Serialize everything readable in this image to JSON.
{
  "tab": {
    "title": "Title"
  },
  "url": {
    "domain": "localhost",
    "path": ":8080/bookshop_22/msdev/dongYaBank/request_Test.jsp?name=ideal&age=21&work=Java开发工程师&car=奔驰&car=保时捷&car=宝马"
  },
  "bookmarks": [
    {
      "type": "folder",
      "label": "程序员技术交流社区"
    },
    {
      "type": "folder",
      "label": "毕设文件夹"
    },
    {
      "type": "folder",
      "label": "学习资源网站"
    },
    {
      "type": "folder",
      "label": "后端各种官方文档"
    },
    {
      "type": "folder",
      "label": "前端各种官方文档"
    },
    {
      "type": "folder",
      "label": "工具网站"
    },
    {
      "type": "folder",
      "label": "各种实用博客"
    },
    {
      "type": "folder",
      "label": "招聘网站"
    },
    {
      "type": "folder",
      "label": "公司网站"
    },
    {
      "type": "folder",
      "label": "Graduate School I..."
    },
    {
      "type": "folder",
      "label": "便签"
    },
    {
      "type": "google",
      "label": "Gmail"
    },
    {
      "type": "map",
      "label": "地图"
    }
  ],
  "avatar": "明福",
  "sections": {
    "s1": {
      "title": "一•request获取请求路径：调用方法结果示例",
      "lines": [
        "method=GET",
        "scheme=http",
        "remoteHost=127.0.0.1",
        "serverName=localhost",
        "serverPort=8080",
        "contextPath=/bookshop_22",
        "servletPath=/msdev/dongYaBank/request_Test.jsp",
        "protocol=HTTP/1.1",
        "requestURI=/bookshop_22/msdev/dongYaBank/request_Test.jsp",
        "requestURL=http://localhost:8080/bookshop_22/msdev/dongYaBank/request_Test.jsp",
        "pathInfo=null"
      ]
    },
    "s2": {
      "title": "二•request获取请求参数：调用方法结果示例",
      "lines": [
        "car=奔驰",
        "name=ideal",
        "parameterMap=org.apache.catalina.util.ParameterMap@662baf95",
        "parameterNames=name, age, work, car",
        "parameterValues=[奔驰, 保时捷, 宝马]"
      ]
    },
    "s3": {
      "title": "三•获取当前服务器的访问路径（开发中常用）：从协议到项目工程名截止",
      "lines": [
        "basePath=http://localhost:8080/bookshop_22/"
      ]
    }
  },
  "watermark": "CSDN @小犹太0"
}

━━━━━━━━━━━━━━━━━━━━━━━━━━━━━━

» Directions: Repeat all of the records above exactly as they appear.

» Result:
Serialize everything readable in this image to JSON.
{
  "tab": {
    "title": "Title"
  },
  "url": {
    "domain": "localhost",
    "path": ":8080/bookshop_22/msdev/dongYaBank/request_Test.jsp?name=ideal&age=21&work=Java开发工程师&car=奔驰&car=保时捷&car=宝马"
  },
  "bookmarks": [
    {
      "type": "folder",
      "label": "程序员技术交流社区"
    },
    {
      "type": "folder",
      "label": "毕设文件夹"
    },
    {
      "type": "folder",
      "label": "学习资源网站"
    },
    {
      "type": "folder",
      "label": "后端各种官方文档"
    },
    {
      "type": "folder",
      "label": "前端各种官方文档"
    },
    {
      "type": "folder",
      "label": "工具网站"
    },
    {
      "type": "folder",
      "label": "各种实用博客"
    },
    {
      "type": "folder",
      "label": "招聘网站"
    },
    {
      "type": "folder",
      "label": "公司网站"
    },
    {
      "type": "folder",
      "label": "Graduate School I..."
    },
    {
      "type": "folder",
      "label": "便签"
    },
    {
      "type": "google",
      "label": "Gmail"
    },
    {
      "type": "map",
      "label": "地图"
    }
  ],
  "avatar": "明福",
  "sections": {
    "s1": {
      "title": "一•request获取请求路径：调用方法结果示例",
      "lines": [
        "method=GET",
        "scheme=http",
        "remoteHost=127.0.0.1",
        "serverName=localhost",
        "serverPort=8080",
        "contextPath=/bookshop_22",
        "servletPath=/msdev/dongYaBank/request_Test.jsp",
        "protocol=HTTP/1.1",
        "requestURI=/bookshop_22/msdev/dongYaBank/request_Test.jsp",
        "requestURL=http://localhost:8080/bookshop_22/msdev/dongYaBank/request_Test.jsp",
        "pathInfo=null"
      ]
    },
    "s2": {
      "title": "二•request获取请求参数：调用方法结果示例",
      "lines": [
        "car=奔驰",
        "name=ideal",
        "parameterMap=org.apache.catalina.util.ParameterMap@662baf95",
        "parameterNames=name, age, work, car",
        "parameterValues=[奔驰, 保时捷, 宝马]"
      ]
    },
    "s3": {
      "title": "三•获取当前服务器的访问路径（开发中常用）：从协议到项目工程名截止",
      "lines": [
        "basePath=http://localhost:8080/bookshop_22/"
      ]
    }
  },
  "watermark": "CSDN @小犹太0"
}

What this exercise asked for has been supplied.